START

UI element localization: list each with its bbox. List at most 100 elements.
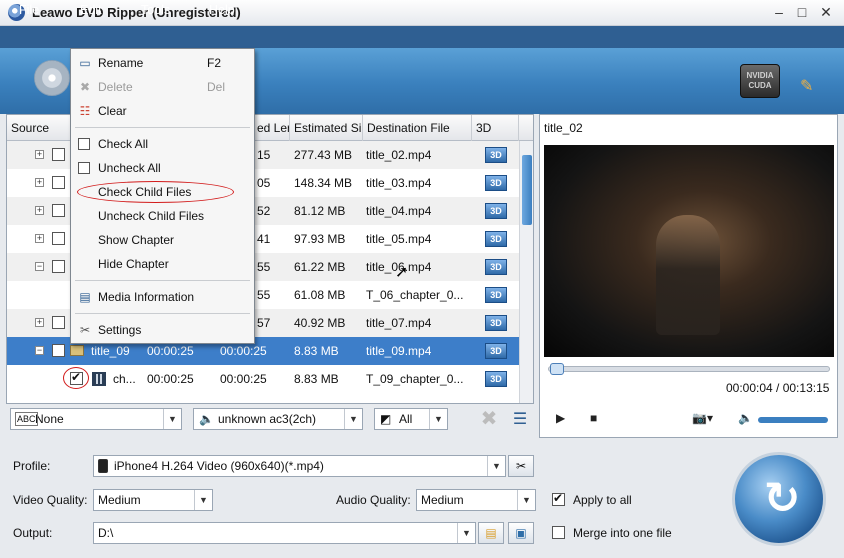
menu-uncheck-child-files[interactable]: Uncheck Child Files bbox=[71, 204, 254, 228]
3d-icon[interactable]: 3D bbox=[485, 231, 507, 247]
delete-icon: ✖ bbox=[79, 80, 91, 94]
menu-label: Media Information bbox=[98, 290, 195, 304]
seek-bar[interactable] bbox=[548, 363, 830, 375]
3d-icon[interactable]: 3D bbox=[485, 343, 507, 359]
menu-show-chapter[interactable]: Show Chapter bbox=[71, 228, 254, 252]
menu-hide-chapter[interactable]: Hide Chapter bbox=[71, 252, 254, 276]
3d-icon[interactable]: 3D bbox=[485, 203, 507, 219]
row-checkbox[interactable] bbox=[52, 176, 65, 189]
duration-cell: 57 bbox=[257, 316, 271, 330]
expand-icon[interactable]: + bbox=[35, 150, 44, 159]
menu-rename[interactable]: ▭ Rename F2 bbox=[71, 51, 254, 75]
profile-select[interactable]: iPhone4 H.264 Video (960x640)(*.mp4) ▼ bbox=[93, 455, 506, 477]
merge-checkbox[interactable] bbox=[552, 526, 565, 539]
chevron-down-icon[interactable]: ▼ bbox=[163, 409, 181, 429]
3d-icon[interactable]: 3D bbox=[485, 175, 507, 191]
3d-icon[interactable]: 3D bbox=[485, 147, 507, 163]
menu-file[interactable]: File bbox=[19, 3, 39, 19]
folder-icon bbox=[70, 345, 84, 356]
apply-all-checkbox[interactable] bbox=[552, 491, 565, 506]
row-checkbox[interactable] bbox=[52, 344, 65, 357]
menu-separator bbox=[75, 280, 250, 281]
duration-cell: 52 bbox=[257, 204, 271, 218]
col-estimated-size[interactable]: Estimated Si bbox=[290, 115, 363, 141]
wrench-icon: ✂ bbox=[79, 323, 91, 337]
convert-button[interactable]: ↻ bbox=[732, 452, 826, 546]
menu-delete[interactable]: ✖ Delete Del bbox=[71, 75, 254, 99]
volume-icon[interactable]: 🔈 bbox=[738, 411, 753, 425]
3d-icon[interactable]: 3D bbox=[485, 315, 507, 331]
size-cell: 61.08 MB bbox=[294, 288, 346, 302]
load-disc-icon[interactable] bbox=[34, 60, 70, 96]
cuda-icon[interactable]: NVIDIA CUDA bbox=[740, 64, 780, 98]
play-icon[interactable]: ▶ bbox=[556, 411, 565, 425]
scrollbar-thumb[interactable] bbox=[522, 155, 532, 225]
clear-list-icon[interactable]: ☰ bbox=[510, 410, 530, 430]
edit-menu-dropdown: ▭ Rename F2 ✖ Delete Del ☷ Clear Check A… bbox=[70, 48, 255, 344]
collapse-icon[interactable]: − bbox=[35, 262, 44, 271]
brush-icon[interactable]: ✎ bbox=[800, 76, 820, 96]
video-quality-select[interactable]: Medium ▼ bbox=[93, 489, 213, 511]
3d-icon[interactable]: 3D bbox=[485, 371, 507, 387]
menu-edit[interactable]: Edit bbox=[80, 3, 102, 19]
row-checkbox[interactable] bbox=[52, 260, 65, 273]
mouse-cursor-icon: ➚ bbox=[395, 264, 409, 281]
audio-quality-select[interactable]: Medium ▼ bbox=[416, 489, 536, 511]
chevron-down-icon[interactable]: ▼ bbox=[457, 523, 475, 543]
output-path-field[interactable]: D:\ ▼ bbox=[93, 522, 476, 544]
dest-cell: title_03.mp4 bbox=[366, 176, 432, 190]
menu-shortcut: F2 bbox=[207, 56, 222, 70]
open-folder-icon[interactable]: ▣ bbox=[508, 522, 534, 544]
menu-media-information[interactable]: ▤ Media Information bbox=[71, 285, 254, 309]
expand-icon[interactable]: + bbox=[35, 234, 44, 243]
chevron-down-icon[interactable]: ▼ bbox=[487, 456, 505, 476]
col-3d[interactable]: 3D bbox=[472, 115, 519, 141]
menu-label: Delete bbox=[98, 80, 133, 94]
col-destination[interactable]: Destination File bbox=[363, 115, 472, 141]
col-length[interactable]: ed Ler bbox=[253, 115, 290, 141]
dest-cell: T_09_chapter_0... bbox=[366, 372, 464, 386]
audio-track-select[interactable]: 🔈 unknown ac3(2ch) ▼ bbox=[193, 408, 363, 430]
row-checkbox[interactable] bbox=[52, 316, 65, 329]
film-icon bbox=[92, 372, 106, 386]
menu-check-all[interactable]: Check All bbox=[71, 132, 254, 156]
minimize-button[interactable]: – bbox=[769, 3, 789, 21]
3d-icon[interactable]: 3D bbox=[485, 259, 507, 275]
chevron-down-icon[interactable]: ▼ bbox=[344, 409, 362, 429]
menu-help[interactable]: Help bbox=[209, 3, 235, 19]
angle-value: All bbox=[399, 412, 413, 426]
angle-select[interactable]: ◩ All ▼ bbox=[374, 408, 448, 430]
duration-cell: 55 bbox=[257, 260, 271, 274]
source-length-cell: 00:00:25 bbox=[147, 372, 194, 386]
expand-icon[interactable]: + bbox=[35, 318, 44, 327]
collapse-icon[interactable]: − bbox=[35, 346, 44, 355]
browse-folder-icon[interactable]: ▤ bbox=[478, 522, 504, 544]
3d-icon[interactable]: 3D bbox=[485, 287, 507, 303]
chevron-down-icon[interactable]: ▼ bbox=[429, 409, 447, 429]
row-checkbox[interactable] bbox=[52, 204, 65, 217]
camera-icon[interactable]: 📷▾ bbox=[692, 411, 713, 425]
expand-icon[interactable]: + bbox=[35, 178, 44, 187]
subtitle-select[interactable]: ABC None ▼ bbox=[10, 408, 182, 430]
maximize-button[interactable]: □ bbox=[792, 3, 812, 21]
list-scrollbar[interactable] bbox=[519, 141, 533, 403]
duration-cell: 00:00:25 bbox=[220, 372, 267, 386]
menu-uncheck-all[interactable]: Uncheck All bbox=[71, 156, 254, 180]
menu-tools[interactable]: Tools bbox=[141, 3, 170, 19]
menu-settings[interactable]: ✂ Settings bbox=[71, 318, 254, 342]
profile-settings-button[interactable]: ✂ bbox=[508, 455, 534, 477]
chevron-down-icon[interactable]: ▼ bbox=[517, 490, 535, 510]
row-checkbox[interactable] bbox=[52, 148, 65, 161]
stop-icon[interactable]: ■ bbox=[590, 411, 597, 425]
convert-arrow-icon: ↻ bbox=[763, 474, 801, 523]
table-row[interactable]: ch... 00:00:25 00:00:25 8.83 MB T_09_cha… bbox=[7, 365, 519, 393]
expand-icon[interactable]: + bbox=[35, 206, 44, 215]
volume-slider[interactable] bbox=[758, 417, 828, 423]
row-checkbox[interactable] bbox=[52, 232, 65, 245]
menu-clear[interactable]: ☷ Clear bbox=[71, 99, 254, 123]
menu-label: Clear bbox=[98, 104, 127, 118]
seek-thumb[interactable] bbox=[550, 363, 565, 375]
close-button[interactable]: ✕ bbox=[816, 3, 836, 21]
remove-icon[interactable]: ✖ bbox=[478, 408, 500, 430]
chevron-down-icon[interactable]: ▼ bbox=[194, 490, 212, 510]
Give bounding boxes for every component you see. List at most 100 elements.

END

• _REQUIREMENTS_: Write out every line of the entries above word for word, leaving out the pictures.

• _ANSWER TO THE TASK_:
UI element localization: list each with its bbox. List at most 100 elements.
menu-uncheck-child-files[interactable]: Uncheck Child Files bbox=[71, 204, 254, 228]
3d-icon[interactable]: 3D bbox=[485, 231, 507, 247]
delete-icon: ✖ bbox=[79, 80, 91, 94]
menu-label: Media Information bbox=[98, 290, 195, 304]
seek-bar[interactable] bbox=[548, 363, 830, 375]
3d-icon[interactable]: 3D bbox=[485, 343, 507, 359]
menu-show-chapter[interactable]: Show Chapter bbox=[71, 228, 254, 252]
menu-hide-chapter[interactable]: Hide Chapter bbox=[71, 252, 254, 276]
3d-icon[interactable]: 3D bbox=[485, 203, 507, 219]
row-checkbox[interactable] bbox=[52, 176, 65, 189]
duration-cell: 57 bbox=[257, 316, 271, 330]
expand-icon[interactable]: + bbox=[35, 150, 44, 159]
menu-rename[interactable]: ▭ Rename F2 bbox=[71, 51, 254, 75]
profile-select[interactable]: iPhone4 H.264 Video (960x640)(*.mp4) ▼ bbox=[93, 455, 506, 477]
merge-checkbox[interactable] bbox=[552, 526, 565, 539]
chevron-down-icon[interactable]: ▼ bbox=[163, 409, 181, 429]
3d-icon[interactable]: 3D bbox=[485, 175, 507, 191]
3d-icon[interactable]: 3D bbox=[485, 147, 507, 163]
menu-file[interactable]: File bbox=[19, 3, 39, 19]
folder-icon bbox=[70, 345, 84, 356]
apply-all-checkbox[interactable] bbox=[552, 491, 565, 506]
row-checkbox[interactable] bbox=[52, 344, 65, 357]
menu-separator bbox=[75, 280, 250, 281]
duration-cell: 52 bbox=[257, 204, 271, 218]
col-estimated-size[interactable]: Estimated Si bbox=[290, 115, 363, 141]
wrench-icon: ✂ bbox=[79, 323, 91, 337]
convert-button[interactable]: ↻ bbox=[732, 452, 826, 546]
menu-delete[interactable]: ✖ Delete Del bbox=[71, 75, 254, 99]
volume-icon[interactable]: 🔈 bbox=[738, 411, 753, 425]
3d-icon[interactable]: 3D bbox=[485, 315, 507, 331]
size-cell: 61.08 MB bbox=[294, 288, 346, 302]
load-disc-icon[interactable] bbox=[34, 60, 70, 96]
cuda-icon[interactable]: NVIDIA CUDA bbox=[740, 64, 780, 98]
play-icon[interactable]: ▶ bbox=[556, 411, 565, 425]
scrollbar-thumb[interactable] bbox=[522, 155, 532, 225]
clear-list-icon[interactable]: ☰ bbox=[510, 410, 530, 430]
edit-menu-dropdown: ▭ Rename F2 ✖ Delete Del ☷ Clear Check A… bbox=[70, 48, 255, 344]
collapse-icon[interactable]: − bbox=[35, 262, 44, 271]
brush-icon[interactable]: ✎ bbox=[800, 76, 820, 96]
video-quality-select[interactable]: Medium ▼ bbox=[93, 489, 213, 511]
3d-icon[interactable]: 3D bbox=[485, 371, 507, 387]
menu-edit[interactable]: Edit bbox=[80, 3, 102, 19]
row-checkbox[interactable] bbox=[52, 260, 65, 273]
mouse-cursor-icon: ➚ bbox=[395, 264, 409, 281]
audio-quality-select[interactable]: Medium ▼ bbox=[416, 489, 536, 511]
chevron-down-icon[interactable]: ▼ bbox=[457, 523, 475, 543]
output-path-field[interactable]: D:\ ▼ bbox=[93, 522, 476, 544]
dest-cell: title_03.mp4 bbox=[366, 176, 432, 190]
menu-shortcut: F2 bbox=[207, 56, 222, 70]
open-folder-icon[interactable]: ▣ bbox=[508, 522, 534, 544]
menu-media-information[interactable]: ▤ Media Information bbox=[71, 285, 254, 309]
expand-icon[interactable]: + bbox=[35, 234, 44, 243]
chevron-down-icon[interactable]: ▼ bbox=[487, 456, 505, 476]
col-3d[interactable]: 3D bbox=[472, 115, 519, 141]
menu-label: Delete bbox=[98, 80, 133, 94]
col-destination[interactable]: Destination File bbox=[363, 115, 472, 141]
col-length[interactable]: ed Ler bbox=[253, 115, 290, 141]
dest-cell: T_09_chapter_0... bbox=[366, 372, 464, 386]
audio-track-select[interactable]: 🔈 unknown ac3(2ch) ▼ bbox=[193, 408, 363, 430]
row-checkbox[interactable] bbox=[52, 316, 65, 329]
film-icon bbox=[92, 372, 106, 386]
menu-check-all[interactable]: Check All bbox=[71, 132, 254, 156]
minimize-button[interactable]: – bbox=[769, 3, 789, 21]
3d-icon[interactable]: 3D bbox=[485, 259, 507, 275]
chevron-down-icon[interactable]: ▼ bbox=[344, 409, 362, 429]
menu-help[interactable]: Help bbox=[209, 3, 235, 19]
angle-value: All bbox=[399, 412, 413, 426]
angle-select[interactable]: ◩ All ▼ bbox=[374, 408, 448, 430]
duration-cell: 55 bbox=[257, 260, 271, 274]
source-length-cell: 00:00:25 bbox=[147, 372, 194, 386]
expand-icon[interactable]: + bbox=[35, 318, 44, 327]
collapse-icon[interactable]: − bbox=[35, 346, 44, 355]
browse-folder-icon[interactable]: ▤ bbox=[478, 522, 504, 544]
3d-icon[interactable]: 3D bbox=[485, 287, 507, 303]
chevron-down-icon[interactable]: ▼ bbox=[429, 409, 447, 429]
row-checkbox[interactable] bbox=[52, 204, 65, 217]
camera-icon[interactable]: 📷▾ bbox=[692, 411, 713, 425]
expand-icon[interactable]: + bbox=[35, 178, 44, 187]
subtitle-select[interactable]: ABC None ▼ bbox=[10, 408, 182, 430]
maximize-button[interactable]: □ bbox=[792, 3, 812, 21]
list-scrollbar[interactable] bbox=[519, 141, 533, 403]
duration-cell: 00:00:25 bbox=[220, 372, 267, 386]
menu-uncheck-all[interactable]: Uncheck All bbox=[71, 156, 254, 180]
menu-tools[interactable]: Tools bbox=[141, 3, 170, 19]
menu-settings[interactable]: ✂ Settings bbox=[71, 318, 254, 342]
profile-settings-button[interactable]: ✂ bbox=[508, 455, 534, 477]
chevron-down-icon[interactable]: ▼ bbox=[517, 490, 535, 510]
row-checkbox[interactable] bbox=[52, 148, 65, 161]
stop-icon[interactable]: ■ bbox=[590, 411, 597, 425]
convert-arrow-icon: ↻ bbox=[763, 474, 801, 523]
table-row[interactable]: ch... 00:00:25 00:00:25 8.83 MB T_09_cha… bbox=[7, 365, 519, 393]
expand-icon[interactable]: + bbox=[35, 206, 44, 215]
volume-slider[interactable] bbox=[758, 417, 828, 423]
row-checkbox[interactable] bbox=[52, 232, 65, 245]
menu-clear[interactable]: ☷ Clear bbox=[71, 99, 254, 123]
menu-label: Clear bbox=[98, 104, 127, 118]
seek-thumb[interactable] bbox=[550, 363, 565, 375]
close-button[interactable]: ✕ bbox=[816, 3, 836, 21]
remove-icon[interactable]: ✖ bbox=[478, 408, 500, 430]
chevron-down-icon[interactable]: ▼ bbox=[194, 490, 212, 510]
Give bounding boxes for every component you see. List at most 100 elements.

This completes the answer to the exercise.